■ **Aim of the task**
Scan the entries below and count the lines holding the string "Opening". Supply only the number.
===== Materials provided =====
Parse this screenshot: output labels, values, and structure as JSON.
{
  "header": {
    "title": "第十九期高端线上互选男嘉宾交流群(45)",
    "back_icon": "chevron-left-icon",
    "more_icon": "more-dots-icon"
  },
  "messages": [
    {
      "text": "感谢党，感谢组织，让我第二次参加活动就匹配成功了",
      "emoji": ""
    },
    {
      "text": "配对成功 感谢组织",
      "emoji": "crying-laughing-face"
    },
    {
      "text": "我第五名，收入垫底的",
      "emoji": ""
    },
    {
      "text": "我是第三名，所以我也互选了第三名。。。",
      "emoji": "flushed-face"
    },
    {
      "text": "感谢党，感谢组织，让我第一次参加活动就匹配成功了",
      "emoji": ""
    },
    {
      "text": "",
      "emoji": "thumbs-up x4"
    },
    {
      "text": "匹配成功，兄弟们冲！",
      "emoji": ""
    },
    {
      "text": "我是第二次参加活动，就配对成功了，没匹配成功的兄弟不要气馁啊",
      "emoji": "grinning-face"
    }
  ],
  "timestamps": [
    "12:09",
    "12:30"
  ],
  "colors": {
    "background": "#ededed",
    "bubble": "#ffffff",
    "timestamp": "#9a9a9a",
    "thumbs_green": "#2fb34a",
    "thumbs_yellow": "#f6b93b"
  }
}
=====
===== Materials provided =====
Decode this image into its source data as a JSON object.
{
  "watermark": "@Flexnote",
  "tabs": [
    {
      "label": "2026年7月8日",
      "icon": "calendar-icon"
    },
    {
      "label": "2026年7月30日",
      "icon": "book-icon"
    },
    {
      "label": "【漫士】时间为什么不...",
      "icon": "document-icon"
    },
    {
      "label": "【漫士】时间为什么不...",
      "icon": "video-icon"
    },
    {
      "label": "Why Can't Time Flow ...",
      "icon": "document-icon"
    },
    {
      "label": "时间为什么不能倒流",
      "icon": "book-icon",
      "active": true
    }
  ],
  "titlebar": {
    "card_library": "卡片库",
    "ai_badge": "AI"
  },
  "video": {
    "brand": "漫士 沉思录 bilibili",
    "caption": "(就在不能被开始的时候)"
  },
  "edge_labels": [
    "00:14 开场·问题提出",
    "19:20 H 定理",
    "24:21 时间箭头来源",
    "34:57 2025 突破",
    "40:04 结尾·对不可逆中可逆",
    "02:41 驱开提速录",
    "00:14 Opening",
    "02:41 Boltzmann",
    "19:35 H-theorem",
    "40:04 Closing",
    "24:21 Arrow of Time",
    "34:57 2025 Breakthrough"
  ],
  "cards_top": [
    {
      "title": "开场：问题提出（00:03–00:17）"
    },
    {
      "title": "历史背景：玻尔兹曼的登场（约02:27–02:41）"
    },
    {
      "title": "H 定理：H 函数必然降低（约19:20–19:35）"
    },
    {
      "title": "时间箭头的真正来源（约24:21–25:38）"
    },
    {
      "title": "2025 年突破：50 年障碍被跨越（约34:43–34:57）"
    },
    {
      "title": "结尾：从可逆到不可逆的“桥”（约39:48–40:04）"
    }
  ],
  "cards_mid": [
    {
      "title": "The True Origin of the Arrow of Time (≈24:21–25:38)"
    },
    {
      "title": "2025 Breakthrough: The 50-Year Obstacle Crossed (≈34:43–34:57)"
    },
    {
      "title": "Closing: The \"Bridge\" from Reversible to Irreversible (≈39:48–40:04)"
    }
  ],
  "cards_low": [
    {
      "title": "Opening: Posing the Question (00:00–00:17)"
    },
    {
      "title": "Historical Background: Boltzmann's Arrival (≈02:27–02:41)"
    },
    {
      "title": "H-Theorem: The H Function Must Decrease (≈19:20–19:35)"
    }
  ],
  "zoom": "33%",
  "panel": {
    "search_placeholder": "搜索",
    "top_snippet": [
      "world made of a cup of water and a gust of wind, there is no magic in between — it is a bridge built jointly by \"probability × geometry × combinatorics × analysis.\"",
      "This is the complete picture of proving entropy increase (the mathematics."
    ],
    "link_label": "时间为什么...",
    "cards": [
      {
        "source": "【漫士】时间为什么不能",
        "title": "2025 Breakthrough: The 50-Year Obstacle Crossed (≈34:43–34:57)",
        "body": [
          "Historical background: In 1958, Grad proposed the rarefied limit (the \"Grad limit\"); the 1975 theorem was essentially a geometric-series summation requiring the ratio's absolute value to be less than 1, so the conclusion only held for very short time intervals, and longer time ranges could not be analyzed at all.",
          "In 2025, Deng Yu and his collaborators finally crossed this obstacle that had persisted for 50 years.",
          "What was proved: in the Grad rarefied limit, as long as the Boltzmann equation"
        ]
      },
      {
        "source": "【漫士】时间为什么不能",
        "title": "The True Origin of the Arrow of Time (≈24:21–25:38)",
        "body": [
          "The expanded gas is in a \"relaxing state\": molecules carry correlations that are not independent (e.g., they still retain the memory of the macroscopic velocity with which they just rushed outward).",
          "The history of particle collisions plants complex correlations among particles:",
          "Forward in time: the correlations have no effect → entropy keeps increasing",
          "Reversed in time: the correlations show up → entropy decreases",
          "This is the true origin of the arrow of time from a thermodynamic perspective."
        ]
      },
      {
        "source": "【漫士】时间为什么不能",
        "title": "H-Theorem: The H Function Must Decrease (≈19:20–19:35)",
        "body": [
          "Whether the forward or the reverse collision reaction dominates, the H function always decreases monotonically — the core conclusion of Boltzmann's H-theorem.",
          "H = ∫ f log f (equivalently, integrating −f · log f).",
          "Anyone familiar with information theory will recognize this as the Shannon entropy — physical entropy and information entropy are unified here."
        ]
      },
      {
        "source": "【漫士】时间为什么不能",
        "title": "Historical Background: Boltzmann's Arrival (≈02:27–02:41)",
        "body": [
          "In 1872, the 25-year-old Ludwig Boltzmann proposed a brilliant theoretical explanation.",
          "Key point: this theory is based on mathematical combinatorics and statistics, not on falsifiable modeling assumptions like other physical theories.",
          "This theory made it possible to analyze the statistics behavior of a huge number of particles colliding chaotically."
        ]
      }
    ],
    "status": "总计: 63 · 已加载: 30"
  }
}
=====
===== Materials provided =====
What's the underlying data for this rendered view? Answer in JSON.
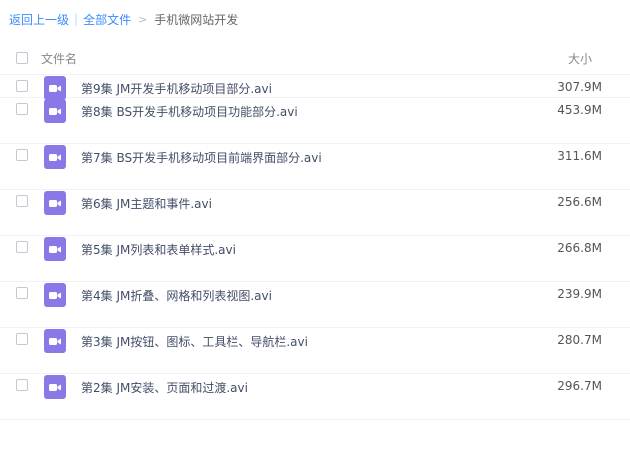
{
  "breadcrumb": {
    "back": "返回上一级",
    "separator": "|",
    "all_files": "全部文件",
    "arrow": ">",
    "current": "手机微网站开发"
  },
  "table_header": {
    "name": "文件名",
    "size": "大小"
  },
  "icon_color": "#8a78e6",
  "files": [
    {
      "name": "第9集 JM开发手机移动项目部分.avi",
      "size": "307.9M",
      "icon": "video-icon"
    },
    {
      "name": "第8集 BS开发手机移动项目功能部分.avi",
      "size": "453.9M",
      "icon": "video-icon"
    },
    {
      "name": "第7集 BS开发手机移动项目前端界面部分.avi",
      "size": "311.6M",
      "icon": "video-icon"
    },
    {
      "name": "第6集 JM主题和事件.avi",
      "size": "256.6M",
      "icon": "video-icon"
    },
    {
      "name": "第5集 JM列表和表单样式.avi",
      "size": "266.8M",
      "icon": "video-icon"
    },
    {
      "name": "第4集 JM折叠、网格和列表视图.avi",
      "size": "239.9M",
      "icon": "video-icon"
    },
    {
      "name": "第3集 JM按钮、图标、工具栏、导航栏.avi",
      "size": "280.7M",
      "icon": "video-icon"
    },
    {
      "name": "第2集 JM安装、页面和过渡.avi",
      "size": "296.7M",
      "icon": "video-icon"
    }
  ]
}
=====
■ **Reply**
2